▶ **DOCUMENT EXCERPT**:
-----
The United States federal budget for fiscal year 2021 ran from October 1, 2020 to September 30, 2021. The government was initially funded through a series of five temporary continuing resolutions. The final funding package was passed as a consolidated spending bill on December 27, 2020, the Consolidated Appropriations Act, 2021. The American Rescue Plan Act of 2021 was passed as the budget reconciliation bill for FY2021.

== Budget proposal ==
The FY2021 budget is subject to the spending caps of the Budget Control Act of 2011, as modified by the Bipartisan Budget Act of 2019.

The Trump administration budget proposal was released in February 2020.

== Appropriations legislation ==
The drafting of appropriations bills was delayed due to the COVID-19 pandemic. The House began consideration of appropriations bills on July 6. As of July 22, the House had completed markup of all 12 bills, while the Senate had yet to begin. The House passed the first consolidated appropriations bill containing four of the 12 bills on July 24. The House passed the second consolidated appropriations bill containing an additional six bills on July 31. The remaining two bills for Homeland Security and the Legislative Branch were not expected to be voted upon soon after.

A continuing resolution lasting until December 11, 2020 was passed by the House on September 29, and by the Senate on September 30. However, the bill was not signed by President Trump until shortly after the midnight deadline, as he was returning from a campaign rally in Duluth, Minnesota late at night, causing a short funding gap of less than an hour.
-----
(Document understanding data)
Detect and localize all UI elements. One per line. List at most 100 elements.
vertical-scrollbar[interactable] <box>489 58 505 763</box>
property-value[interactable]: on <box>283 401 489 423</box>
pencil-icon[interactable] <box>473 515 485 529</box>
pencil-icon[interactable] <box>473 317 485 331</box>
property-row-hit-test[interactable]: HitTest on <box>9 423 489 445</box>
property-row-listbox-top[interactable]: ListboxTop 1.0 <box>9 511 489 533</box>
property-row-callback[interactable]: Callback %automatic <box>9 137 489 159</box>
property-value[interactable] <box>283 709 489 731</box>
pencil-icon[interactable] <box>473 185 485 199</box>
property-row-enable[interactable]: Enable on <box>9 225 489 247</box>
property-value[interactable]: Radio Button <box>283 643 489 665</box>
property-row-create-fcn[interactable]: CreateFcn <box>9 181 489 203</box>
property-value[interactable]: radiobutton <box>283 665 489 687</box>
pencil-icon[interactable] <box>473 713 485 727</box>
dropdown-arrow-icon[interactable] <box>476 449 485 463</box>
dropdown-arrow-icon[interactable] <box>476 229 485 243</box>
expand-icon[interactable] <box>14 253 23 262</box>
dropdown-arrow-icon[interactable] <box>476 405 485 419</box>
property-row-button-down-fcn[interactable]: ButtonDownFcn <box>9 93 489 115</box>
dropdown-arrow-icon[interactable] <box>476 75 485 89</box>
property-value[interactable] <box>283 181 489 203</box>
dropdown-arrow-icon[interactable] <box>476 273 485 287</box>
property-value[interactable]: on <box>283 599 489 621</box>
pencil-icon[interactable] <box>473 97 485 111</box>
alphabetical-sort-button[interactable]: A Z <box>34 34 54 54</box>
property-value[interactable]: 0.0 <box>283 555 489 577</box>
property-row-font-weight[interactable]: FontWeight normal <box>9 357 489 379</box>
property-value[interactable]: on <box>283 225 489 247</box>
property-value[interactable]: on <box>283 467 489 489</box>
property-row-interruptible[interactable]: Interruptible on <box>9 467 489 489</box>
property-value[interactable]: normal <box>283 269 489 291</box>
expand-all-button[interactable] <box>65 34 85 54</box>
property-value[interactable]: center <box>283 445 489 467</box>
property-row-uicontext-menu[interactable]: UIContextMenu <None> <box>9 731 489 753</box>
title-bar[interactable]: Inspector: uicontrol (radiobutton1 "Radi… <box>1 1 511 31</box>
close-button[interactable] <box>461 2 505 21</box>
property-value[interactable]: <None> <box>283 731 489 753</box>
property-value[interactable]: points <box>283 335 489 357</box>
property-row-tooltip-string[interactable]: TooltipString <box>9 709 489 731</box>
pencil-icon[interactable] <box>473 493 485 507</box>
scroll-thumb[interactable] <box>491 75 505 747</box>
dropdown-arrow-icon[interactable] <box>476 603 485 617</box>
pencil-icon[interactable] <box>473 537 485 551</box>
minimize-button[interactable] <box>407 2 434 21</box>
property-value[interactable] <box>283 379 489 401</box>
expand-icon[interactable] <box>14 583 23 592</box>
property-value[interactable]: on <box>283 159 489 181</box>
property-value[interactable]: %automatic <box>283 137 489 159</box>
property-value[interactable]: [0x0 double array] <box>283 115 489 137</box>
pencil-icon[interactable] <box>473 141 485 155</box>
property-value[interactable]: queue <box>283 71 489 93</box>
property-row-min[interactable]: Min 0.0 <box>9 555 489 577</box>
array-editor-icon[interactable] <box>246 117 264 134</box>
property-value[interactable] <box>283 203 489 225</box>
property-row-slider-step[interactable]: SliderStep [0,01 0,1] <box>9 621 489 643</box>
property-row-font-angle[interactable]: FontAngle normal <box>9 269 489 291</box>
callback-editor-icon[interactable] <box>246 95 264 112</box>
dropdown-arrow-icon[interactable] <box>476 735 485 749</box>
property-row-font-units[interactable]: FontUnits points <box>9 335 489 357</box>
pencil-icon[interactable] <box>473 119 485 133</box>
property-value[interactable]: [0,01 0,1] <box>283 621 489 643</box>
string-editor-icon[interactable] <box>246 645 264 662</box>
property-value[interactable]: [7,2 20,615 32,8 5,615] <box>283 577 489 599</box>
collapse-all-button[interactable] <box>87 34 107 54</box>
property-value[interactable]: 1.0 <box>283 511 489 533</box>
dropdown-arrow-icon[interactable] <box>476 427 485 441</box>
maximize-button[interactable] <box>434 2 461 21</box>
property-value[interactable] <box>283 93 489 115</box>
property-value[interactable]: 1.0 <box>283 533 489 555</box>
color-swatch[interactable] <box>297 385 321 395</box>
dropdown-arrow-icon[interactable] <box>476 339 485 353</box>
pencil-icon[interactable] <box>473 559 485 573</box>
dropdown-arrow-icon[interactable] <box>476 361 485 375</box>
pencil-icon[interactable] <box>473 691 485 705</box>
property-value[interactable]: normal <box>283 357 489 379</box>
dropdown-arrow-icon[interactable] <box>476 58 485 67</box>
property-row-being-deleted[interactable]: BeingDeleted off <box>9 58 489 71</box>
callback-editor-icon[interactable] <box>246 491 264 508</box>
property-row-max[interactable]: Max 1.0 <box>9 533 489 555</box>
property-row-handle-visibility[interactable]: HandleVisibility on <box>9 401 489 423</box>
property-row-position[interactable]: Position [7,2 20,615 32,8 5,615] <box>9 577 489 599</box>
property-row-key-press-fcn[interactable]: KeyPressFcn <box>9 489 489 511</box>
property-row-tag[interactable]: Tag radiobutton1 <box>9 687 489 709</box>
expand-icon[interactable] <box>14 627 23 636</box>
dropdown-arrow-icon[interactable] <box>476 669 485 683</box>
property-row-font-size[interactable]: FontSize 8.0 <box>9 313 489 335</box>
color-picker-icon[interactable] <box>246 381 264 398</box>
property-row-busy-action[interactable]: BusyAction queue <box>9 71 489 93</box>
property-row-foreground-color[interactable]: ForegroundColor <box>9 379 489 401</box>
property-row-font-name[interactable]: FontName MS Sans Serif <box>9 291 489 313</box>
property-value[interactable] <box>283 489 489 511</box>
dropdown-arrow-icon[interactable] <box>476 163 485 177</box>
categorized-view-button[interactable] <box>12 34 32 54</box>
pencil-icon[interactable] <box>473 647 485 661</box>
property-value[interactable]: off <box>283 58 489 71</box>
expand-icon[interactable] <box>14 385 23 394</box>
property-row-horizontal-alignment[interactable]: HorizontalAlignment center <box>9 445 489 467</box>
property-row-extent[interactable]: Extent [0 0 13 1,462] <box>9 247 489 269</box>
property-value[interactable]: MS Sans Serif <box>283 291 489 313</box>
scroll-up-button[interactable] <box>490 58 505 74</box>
-----
▶ **PROBLEMS TO SOLVE**:
a – In the text on the fiscal year 2021 federal budget, on what date did the House pass the second consolidated appropriations bill?
b – Write the next part of the text on the fiscal year 2021 federal budget, picking up after its final sentence.

▶ **ANSWERS BY ITEM NUMBER**:
a – July 31

b –
The Senate released drafts of its appropriations legislation on November 10, 2020, starting the legislative process in that house and allowing negotiations to begin.

A series of four short-term continuing resolutions were passed during the final stages of negotiation on an omnibus appropriations bill which included supplementary relief funding for the COVID-19 pandemic. The first extended funding for one week through December 18, 2020, the second extended it by another two days through December 20, a third by one day through December 21, and a final one by seven days until December 28. The final bill is the Consolidated Appropriations Act, 2021.

== Reconciliation legislation ==
A budget resolution for the 2021 fiscal year began to be considered by the 117th United States Congress in February 2021. As appropriations for the fiscal year had already been approved, the budget resolution's main purpose was to begin the budget reconciliation process to allow a COVID-19 pandemic relief bill to be passed without the possibility of being blocked by a filibuster. The American Rescue Plan Act of 2021 was signed on March 11, 2021.